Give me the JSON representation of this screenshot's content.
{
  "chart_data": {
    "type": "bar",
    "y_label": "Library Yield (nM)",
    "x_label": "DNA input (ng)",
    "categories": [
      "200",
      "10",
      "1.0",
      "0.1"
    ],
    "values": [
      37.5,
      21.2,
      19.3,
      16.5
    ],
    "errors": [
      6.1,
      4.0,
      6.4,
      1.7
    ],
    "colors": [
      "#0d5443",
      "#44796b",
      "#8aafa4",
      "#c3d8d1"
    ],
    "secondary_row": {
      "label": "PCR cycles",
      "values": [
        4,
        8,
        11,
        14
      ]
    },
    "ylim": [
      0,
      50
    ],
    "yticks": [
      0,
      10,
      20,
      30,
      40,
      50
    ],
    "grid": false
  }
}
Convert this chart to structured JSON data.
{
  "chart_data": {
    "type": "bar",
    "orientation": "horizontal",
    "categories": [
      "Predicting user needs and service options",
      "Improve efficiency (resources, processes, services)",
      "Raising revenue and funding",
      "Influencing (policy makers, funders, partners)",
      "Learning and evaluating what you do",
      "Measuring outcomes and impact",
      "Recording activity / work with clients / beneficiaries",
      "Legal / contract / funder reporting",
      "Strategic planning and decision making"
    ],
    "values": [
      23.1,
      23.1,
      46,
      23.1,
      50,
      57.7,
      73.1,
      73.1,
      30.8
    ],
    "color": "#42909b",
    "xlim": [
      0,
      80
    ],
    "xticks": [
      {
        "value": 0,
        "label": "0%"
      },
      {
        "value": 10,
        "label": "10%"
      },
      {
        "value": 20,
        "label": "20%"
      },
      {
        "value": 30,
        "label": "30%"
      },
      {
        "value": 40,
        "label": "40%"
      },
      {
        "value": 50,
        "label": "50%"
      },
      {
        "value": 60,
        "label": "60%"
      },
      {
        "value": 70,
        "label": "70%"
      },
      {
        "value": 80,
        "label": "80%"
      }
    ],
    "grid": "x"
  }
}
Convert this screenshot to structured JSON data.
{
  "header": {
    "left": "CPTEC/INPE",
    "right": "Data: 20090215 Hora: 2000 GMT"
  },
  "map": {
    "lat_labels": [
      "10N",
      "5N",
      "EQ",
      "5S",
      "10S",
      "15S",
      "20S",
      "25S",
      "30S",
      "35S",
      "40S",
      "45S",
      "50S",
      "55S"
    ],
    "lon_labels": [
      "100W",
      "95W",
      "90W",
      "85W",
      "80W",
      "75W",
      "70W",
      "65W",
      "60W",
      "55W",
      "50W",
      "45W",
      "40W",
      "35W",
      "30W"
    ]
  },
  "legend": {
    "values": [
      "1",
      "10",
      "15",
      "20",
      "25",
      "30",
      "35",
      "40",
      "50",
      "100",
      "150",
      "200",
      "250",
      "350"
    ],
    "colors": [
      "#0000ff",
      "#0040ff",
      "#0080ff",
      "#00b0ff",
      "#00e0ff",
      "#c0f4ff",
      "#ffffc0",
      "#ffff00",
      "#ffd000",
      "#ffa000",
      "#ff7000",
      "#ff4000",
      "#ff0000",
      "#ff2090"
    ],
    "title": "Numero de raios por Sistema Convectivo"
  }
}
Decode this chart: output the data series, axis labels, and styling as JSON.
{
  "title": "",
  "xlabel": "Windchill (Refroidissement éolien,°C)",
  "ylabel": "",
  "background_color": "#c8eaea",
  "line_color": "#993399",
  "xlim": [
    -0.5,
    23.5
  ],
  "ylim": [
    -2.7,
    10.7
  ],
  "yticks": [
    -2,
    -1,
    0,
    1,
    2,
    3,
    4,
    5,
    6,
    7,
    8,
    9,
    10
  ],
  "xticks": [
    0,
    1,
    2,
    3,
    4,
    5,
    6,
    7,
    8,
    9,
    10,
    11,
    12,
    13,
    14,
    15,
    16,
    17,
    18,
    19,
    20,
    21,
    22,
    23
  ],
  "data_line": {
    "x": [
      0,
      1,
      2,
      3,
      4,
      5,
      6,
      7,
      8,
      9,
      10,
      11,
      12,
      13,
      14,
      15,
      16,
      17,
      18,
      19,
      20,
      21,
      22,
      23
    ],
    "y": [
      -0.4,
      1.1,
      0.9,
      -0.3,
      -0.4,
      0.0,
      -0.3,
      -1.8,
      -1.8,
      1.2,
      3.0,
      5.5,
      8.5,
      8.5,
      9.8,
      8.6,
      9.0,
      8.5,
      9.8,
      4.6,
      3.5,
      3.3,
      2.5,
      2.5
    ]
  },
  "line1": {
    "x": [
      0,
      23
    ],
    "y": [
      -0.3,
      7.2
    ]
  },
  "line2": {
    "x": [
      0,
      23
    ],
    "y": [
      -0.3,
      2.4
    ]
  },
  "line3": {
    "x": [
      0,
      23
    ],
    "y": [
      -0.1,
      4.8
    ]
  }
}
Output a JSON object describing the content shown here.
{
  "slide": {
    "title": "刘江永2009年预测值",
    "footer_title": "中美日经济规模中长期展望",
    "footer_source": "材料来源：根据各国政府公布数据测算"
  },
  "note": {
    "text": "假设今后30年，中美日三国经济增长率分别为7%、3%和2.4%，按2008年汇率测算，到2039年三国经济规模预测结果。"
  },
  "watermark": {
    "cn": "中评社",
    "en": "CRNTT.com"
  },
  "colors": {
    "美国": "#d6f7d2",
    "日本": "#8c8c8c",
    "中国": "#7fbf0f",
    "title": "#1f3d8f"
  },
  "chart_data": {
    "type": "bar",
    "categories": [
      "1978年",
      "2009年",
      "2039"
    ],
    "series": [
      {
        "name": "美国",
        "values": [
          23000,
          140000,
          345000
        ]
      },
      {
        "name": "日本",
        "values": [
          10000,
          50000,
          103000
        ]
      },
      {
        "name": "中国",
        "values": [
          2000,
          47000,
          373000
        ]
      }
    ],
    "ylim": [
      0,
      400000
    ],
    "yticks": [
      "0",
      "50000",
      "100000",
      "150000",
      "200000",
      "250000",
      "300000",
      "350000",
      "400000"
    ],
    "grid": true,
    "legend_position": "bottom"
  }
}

----------------------------------------

Task directions: Copy all lines from the material that contain "series".

Solution to the exercise:
Decode this chart: output the data series, axis labels, and styling as JSON.
    "series": [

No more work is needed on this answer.